**TASK DESCRIPTION**
Every line below that contains "title" is to be copied.

:: SUPPLIED INFORMATION

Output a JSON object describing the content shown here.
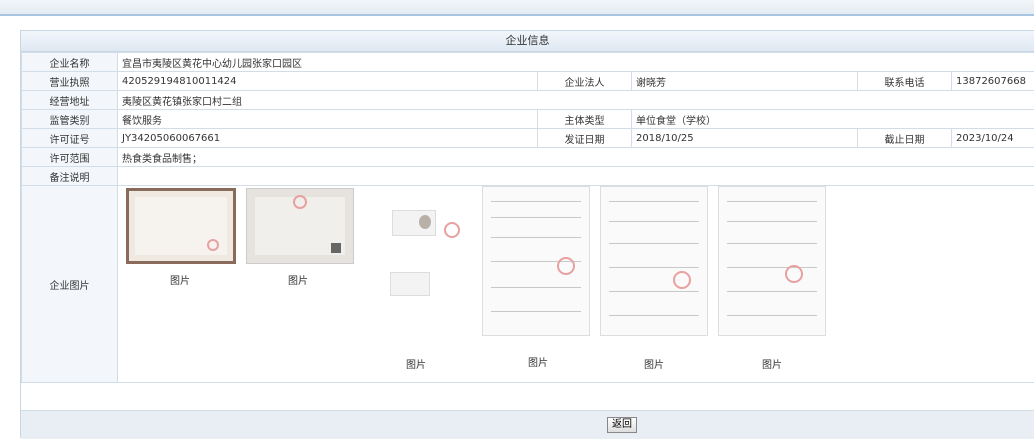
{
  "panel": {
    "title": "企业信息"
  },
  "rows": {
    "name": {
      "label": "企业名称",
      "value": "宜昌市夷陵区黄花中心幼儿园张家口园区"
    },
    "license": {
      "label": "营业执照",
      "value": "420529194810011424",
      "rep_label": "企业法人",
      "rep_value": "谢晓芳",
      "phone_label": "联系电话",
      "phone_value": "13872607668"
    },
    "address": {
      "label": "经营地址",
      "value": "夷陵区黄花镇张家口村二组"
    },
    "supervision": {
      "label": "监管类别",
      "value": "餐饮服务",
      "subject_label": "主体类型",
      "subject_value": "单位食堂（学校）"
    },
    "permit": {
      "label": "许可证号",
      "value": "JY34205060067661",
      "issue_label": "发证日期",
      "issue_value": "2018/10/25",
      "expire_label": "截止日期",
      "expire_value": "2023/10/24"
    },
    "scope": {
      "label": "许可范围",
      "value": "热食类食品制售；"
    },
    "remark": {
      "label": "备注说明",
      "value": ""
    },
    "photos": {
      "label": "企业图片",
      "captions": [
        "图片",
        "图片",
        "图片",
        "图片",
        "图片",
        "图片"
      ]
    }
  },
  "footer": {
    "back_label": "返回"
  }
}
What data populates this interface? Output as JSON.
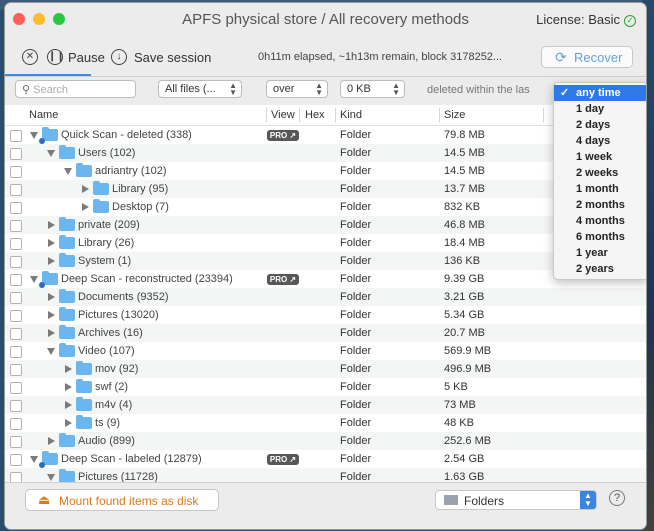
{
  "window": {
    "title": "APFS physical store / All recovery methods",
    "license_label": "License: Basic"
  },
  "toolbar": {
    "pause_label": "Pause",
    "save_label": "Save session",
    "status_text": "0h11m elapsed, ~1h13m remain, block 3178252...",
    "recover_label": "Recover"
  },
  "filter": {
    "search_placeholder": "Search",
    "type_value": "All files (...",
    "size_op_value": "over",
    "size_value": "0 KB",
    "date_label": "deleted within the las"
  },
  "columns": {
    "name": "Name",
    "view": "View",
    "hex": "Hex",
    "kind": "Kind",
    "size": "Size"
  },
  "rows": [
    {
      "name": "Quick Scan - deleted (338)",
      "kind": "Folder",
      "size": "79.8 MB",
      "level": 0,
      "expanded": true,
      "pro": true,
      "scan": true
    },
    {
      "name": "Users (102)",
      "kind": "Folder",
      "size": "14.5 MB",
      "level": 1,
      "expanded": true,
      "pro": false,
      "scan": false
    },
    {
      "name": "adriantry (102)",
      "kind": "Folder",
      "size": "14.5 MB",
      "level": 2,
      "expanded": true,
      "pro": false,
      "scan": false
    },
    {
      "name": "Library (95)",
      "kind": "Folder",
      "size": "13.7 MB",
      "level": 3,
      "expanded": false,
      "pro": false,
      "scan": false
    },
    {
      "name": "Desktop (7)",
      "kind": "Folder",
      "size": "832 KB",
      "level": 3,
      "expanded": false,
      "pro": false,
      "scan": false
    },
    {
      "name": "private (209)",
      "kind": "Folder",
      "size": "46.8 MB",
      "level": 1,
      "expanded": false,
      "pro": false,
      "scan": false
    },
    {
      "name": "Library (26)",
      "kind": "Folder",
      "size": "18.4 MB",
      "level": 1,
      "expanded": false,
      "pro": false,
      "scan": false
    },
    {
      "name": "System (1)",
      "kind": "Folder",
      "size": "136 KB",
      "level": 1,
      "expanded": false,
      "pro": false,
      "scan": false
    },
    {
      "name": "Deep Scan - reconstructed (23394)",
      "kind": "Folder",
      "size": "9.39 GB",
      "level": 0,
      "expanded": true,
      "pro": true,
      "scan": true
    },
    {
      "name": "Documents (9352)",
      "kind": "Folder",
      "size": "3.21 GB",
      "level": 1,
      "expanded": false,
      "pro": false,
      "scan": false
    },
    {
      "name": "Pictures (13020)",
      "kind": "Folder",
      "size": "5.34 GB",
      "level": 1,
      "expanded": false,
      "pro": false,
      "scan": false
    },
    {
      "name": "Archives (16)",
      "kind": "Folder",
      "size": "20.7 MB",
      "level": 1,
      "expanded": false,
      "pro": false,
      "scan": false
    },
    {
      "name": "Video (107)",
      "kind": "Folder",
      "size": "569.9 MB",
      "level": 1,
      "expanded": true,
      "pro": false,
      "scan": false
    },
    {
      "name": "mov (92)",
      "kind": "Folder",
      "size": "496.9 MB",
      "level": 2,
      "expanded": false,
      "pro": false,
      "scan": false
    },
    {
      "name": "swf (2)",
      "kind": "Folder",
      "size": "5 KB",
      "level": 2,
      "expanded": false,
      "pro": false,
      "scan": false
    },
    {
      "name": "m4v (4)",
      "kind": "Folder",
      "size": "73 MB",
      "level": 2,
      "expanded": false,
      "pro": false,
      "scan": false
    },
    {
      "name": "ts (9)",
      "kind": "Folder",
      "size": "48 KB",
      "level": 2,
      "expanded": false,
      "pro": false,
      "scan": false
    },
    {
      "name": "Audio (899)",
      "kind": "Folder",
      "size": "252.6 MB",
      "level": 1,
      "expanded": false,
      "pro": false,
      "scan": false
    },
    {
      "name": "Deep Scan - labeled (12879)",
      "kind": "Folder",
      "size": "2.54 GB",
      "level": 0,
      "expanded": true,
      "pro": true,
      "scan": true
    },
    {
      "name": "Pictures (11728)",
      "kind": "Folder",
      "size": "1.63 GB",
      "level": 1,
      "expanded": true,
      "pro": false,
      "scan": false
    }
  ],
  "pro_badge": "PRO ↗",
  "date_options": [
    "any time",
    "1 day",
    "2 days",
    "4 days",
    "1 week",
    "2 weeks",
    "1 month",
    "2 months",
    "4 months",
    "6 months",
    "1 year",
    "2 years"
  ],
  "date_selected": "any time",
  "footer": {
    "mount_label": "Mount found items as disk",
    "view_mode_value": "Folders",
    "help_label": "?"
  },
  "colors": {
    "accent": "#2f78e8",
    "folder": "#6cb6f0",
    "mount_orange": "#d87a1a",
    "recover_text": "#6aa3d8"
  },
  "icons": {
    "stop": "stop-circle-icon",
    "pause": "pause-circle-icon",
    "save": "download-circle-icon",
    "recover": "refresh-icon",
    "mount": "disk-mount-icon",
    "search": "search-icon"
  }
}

::::

**COMPLETE RESPONSE**
    "title": "企业信息"
    "title": "APFS physical store / All recovery methods",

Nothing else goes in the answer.